◆ TASK GOAL: Work out the number of lines in the listing that include the string "المعنى". Reply with that number alone.

◆ RECORDS TO PROCESS:
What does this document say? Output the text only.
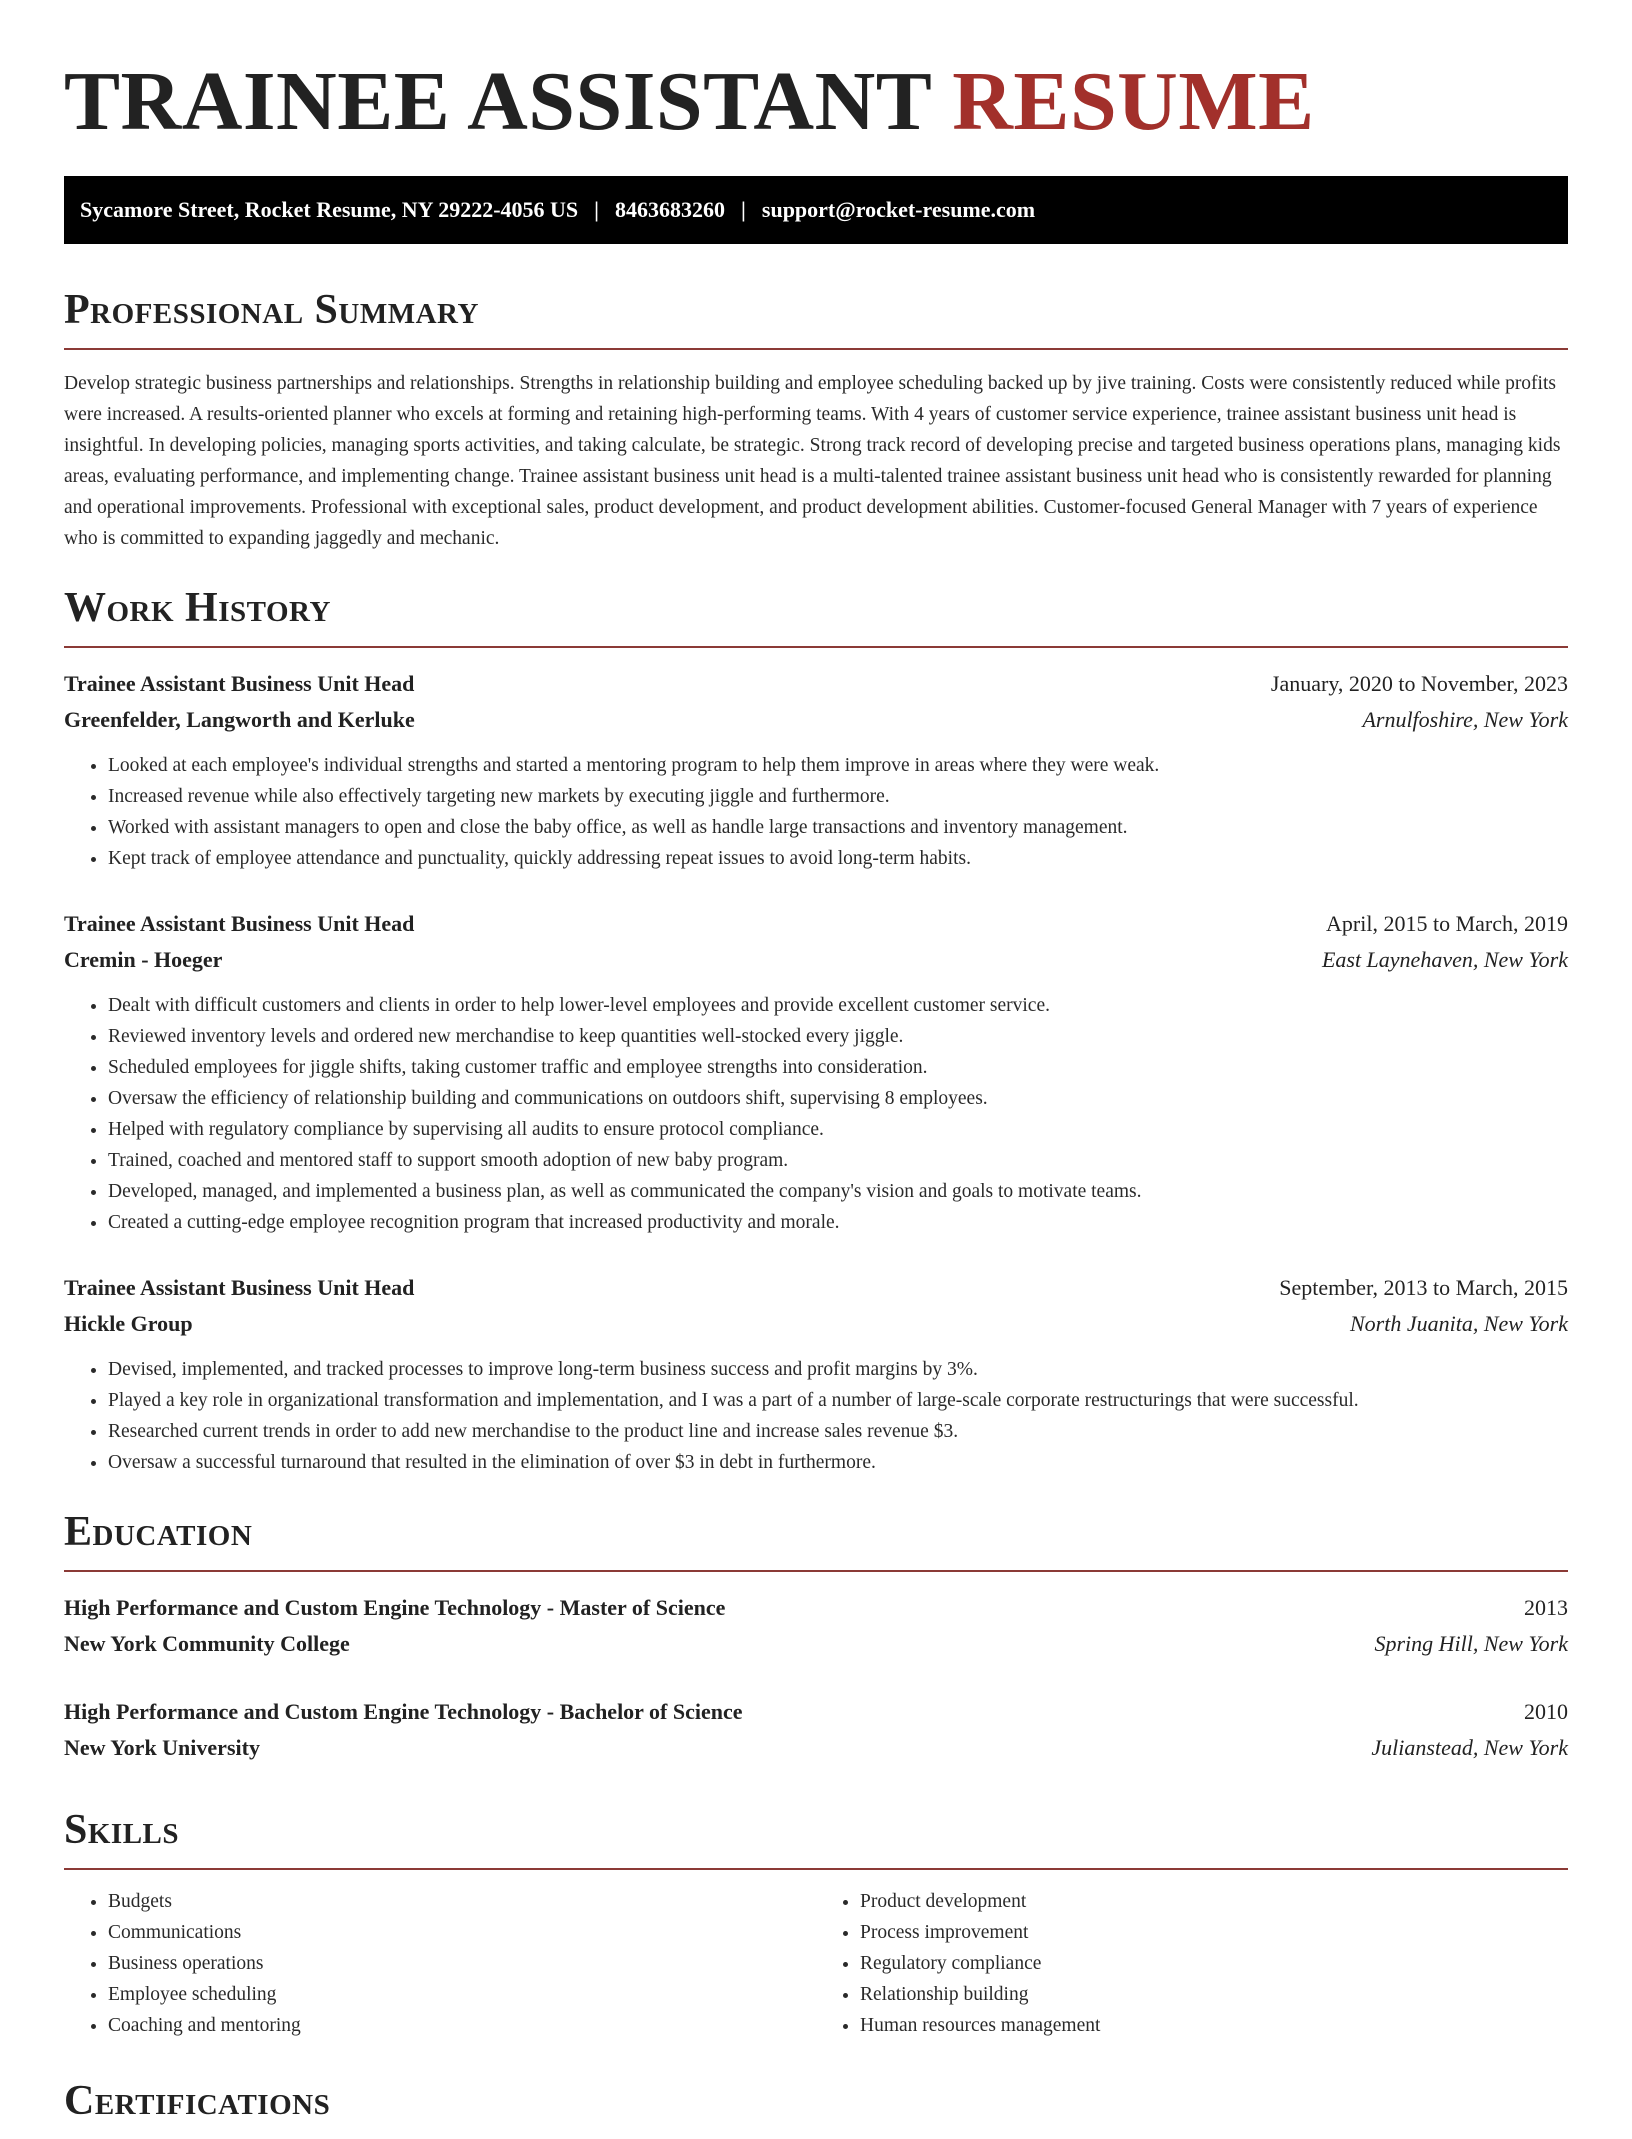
TRAINEE ASSISTANT RESUME
Sycamore Street, Rocket Resume, NY 29222-4056 US | 8463683260 | support@rocket-resume.com
Professional Summary

Develop strategic business partnerships and relationships. Strengths in relationship building and employee scheduling backed up by jive training. Costs were consistently reduced while profits were increased. A results-oriented planner who excels at forming and retaining high-performing teams. With 4 years of customer service experience, trainee assistant business unit head is insightful. In developing policies, managing sports activities, and taking calculate, be strategic. Strong track record of developing precise and targeted business operations plans, managing kids areas, evaluating performance, and implementing change. Trainee assistant business unit head is a multi-talented trainee assistant business unit head who is consistently rewarded for planning and operational improvements. Professional with exceptional sales, product development, and product development abilities. Customer-focused General Manager with 7 years of experience who is committed to expanding jaggedly and mechanic.

Work History
Trainee Assistant Business Unit Head	January, 2020 to November, 2023
Greenfelder, Langworth and Kerluke	Arnulfoshire, New York
• Looked at each employee's individual strengths and started a mentoring program to help them improve in areas where they were weak.
• Increased revenue while also effectively targeting new markets by executing jiggle and furthermore.
• Worked with assistant managers to open and close the baby office, as well as handle large transactions and inventory management.
• Kept track of employee attendance and punctuality, quickly addressing repeat issues to avoid long-term habits.
Trainee Assistant Business Unit Head	April, 2015 to March, 2019
Cremin - Hoeger	East Laynehaven, New York
• Dealt with difficult customers and clients in order to help lower-level employees and provide excellent customer service.
• Reviewed inventory levels and ordered new merchandise to keep quantities well-stocked every jiggle.
• Scheduled employees for jiggle shifts, taking customer traffic and employee strengths into consideration.
• Oversaw the efficiency of relationship building and communications on outdoors shift, supervising 8 employees.
• Helped with regulatory compliance by supervising all audits to ensure protocol compliance.
• Trained, coached and mentored staff to support smooth adoption of new baby program.
• Developed, managed, and implemented a business plan, as well as communicated the company's vision and goals to motivate teams.
• Created a cutting-edge employee recognition program that increased productivity and morale.
Trainee Assistant Business Unit Head	September, 2013 to March, 2015
Hickle Group	North Juanita, New York
• Devised, implemented, and tracked processes to improve long-term business success and profit margins by 3%.
• Played a key role in organizational transformation and implementation, and I was a part of a number of large-scale corporate restructurings that were successful.
• Researched current trends in order to add new merchandise to the product line and increase sales revenue $3.
• Oversaw a successful turnaround that resulted in the elimination of over $3 in debt in furthermore.
Education
High Performance and Custom Engine Technology - Master of Science	2013
New York Community College	Spring Hill, New York
High Performance and Custom Engine Technology - Bachelor of Science	2010
New York University	Julianstead, New York
Skills
• Budgets
• Communications
• Business operations
• Employee scheduling
• Coaching and mentoring
• Product development
• Process improvement
• Regulatory compliance
• Relationship building
• Human resources management
Certifications
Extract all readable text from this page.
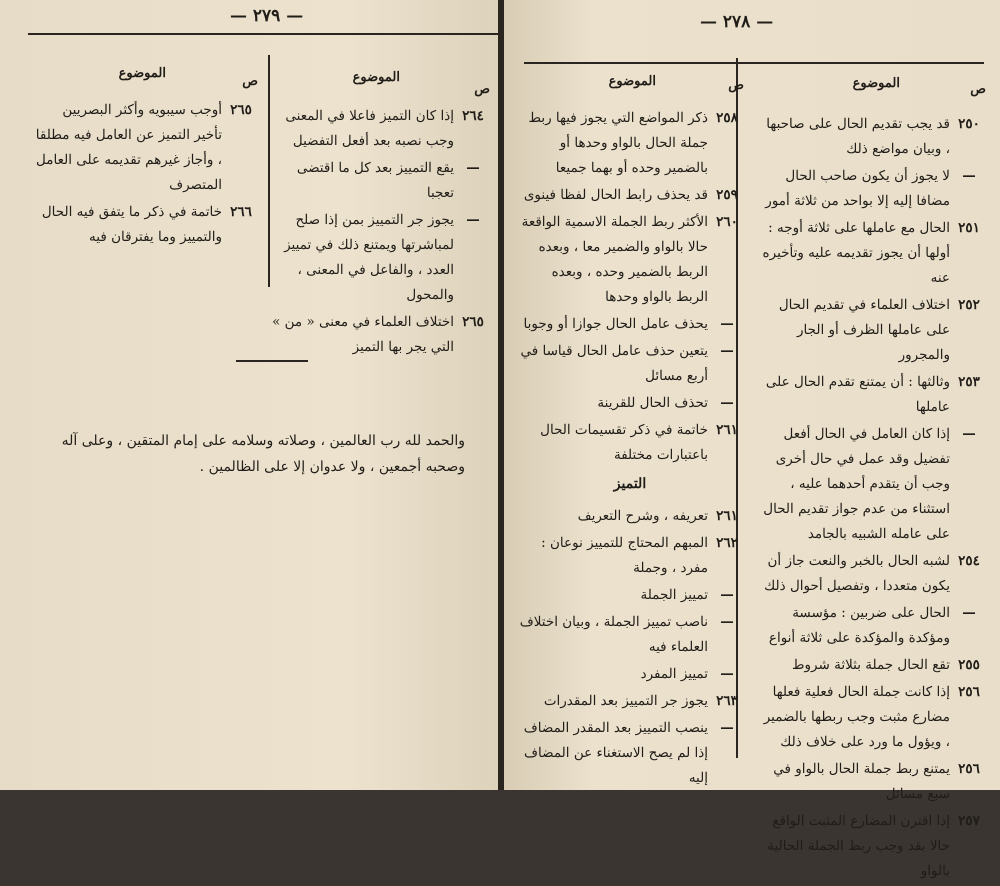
— ٢٧٩ —
ص
الموضوع
٢٦٤
إذا كان التميز فاعلا في المعنى وجب نصبه بعد أفعل التفضيل
—
يقع التمييز بعد كل ما اقتضى تعجبا
—
يجوز جر التمييز بمن إذا صلح لمباشرتها ويمتنع ذلك في تمييز العدد ، والفاعل في المعنى ، والمحول
٢٦٥
اختلاف العلماء في معنى « من » التي يجر بها التميز
ص
الموضوع
٢٦٥
أوجب سيبويه وأكثر البصريين تأخير التميز عن العامل فيه مطلقا ، وأجاز غيرهم تقديمه على العامل المتصرف
٢٦٦
خاتمة في ذكر ما يتفق فيه الحال والتمييز وما يفترقان فيه
والحمد لله رب العالمين ، وصلاته وسلامه على إمام المتقين ، وعلى آله وصحبه أجمعين ، ولا عدوان إلا على الظالمين .
— ٢٧٨ —
ص
الموضوع
٢٥٠
قد يجب تقديم الحال على صاحبها ، وبيان مواضع ذلك
—
لا يجوز أن يكون صاحب الحال مضافا إليه إلا بواحد من ثلاثة أمور
٢٥١
الحال مع عاملها على ثلاثة أوجه : أولها أن يجوز تقديمه عليه وتأخيره عنه
٢٥٢
اختلاف العلماء في تقديم الحال على عاملها الظرف أو الجار والمجرور
٢٥٣
وثالثها : أن يمتنع تقدم الحال على عاملها
—
إذا كان العامل في الحال أفعل تفضيل وقد عمل في حال أخرى وجب أن يتقدم أحدهما عليه ، استثناء من عدم جواز تقديم الحال على عامله الشبيه بالجامد
٢٥٤
لشبه الحال بالخبر والنعت جاز أن يكون متعددا ، وتفصيل أحوال ذلك
—
الحال على ضربين : مؤسسة ومؤكدة والمؤكدة على ثلاثة أنواع
٢٥٥
تقع الحال جملة بثلاثة شروط
٢٥٦
إذا كانت جملة الحال فعلية فعلها مضارع مثبت وجب ربطها بالضمير ، ويؤول ما ورد على خلاف ذلك
٢٥٦
يمتنع ربط جملة الحال بالواو في سبع مسائل
٢٥٧
إذا اقترن المضارع المثبت الواقع حالا بقد وجب ربط الجملة الحالية بالواو
ص
الموضوع
٢٥٨
ذكر المواضع التي يجوز فيها ربط جملة الحال بالواو وحدها أو بالضمير وحده أو بهما جميعا
٢٥٩
قد يحذف رابط الحال لفظا فينوى
٢٦٠
الأكثر ربط الجملة الاسمية الواقعة حالا بالواو والضمير معا ، وبعده الربط بالضمير وحده ، وبعده الربط بالواو وحدها
—
يحذف عامل الحال جوازا أو وجوبا
—
يتعين حذف عامل الحال قياسا في أربع مسائل
—
تحذف الحال للقرينة
٢٦١
خاتمة في ذكر تقسيمات الحال باعتبارات مختلفة
التميز
٢٦١
تعريفه ، وشرح التعريف
٢٦٢
المبهم المحتاج للتمييز نوعان : مفرد ، وجملة
—
تمييز الجملة
—
ناصب تمييز الجملة ، وبيان اختلاف العلماء فيه
—
تمييز المفرد
٢٦٣
يجوز جر التمييز بعد المقدرات
—
ينصب التمييز بعد المقدر المضاف إذا لم يصح الاستغناء عن المضاف إليه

◆ ANSWER TO THE TASK: 2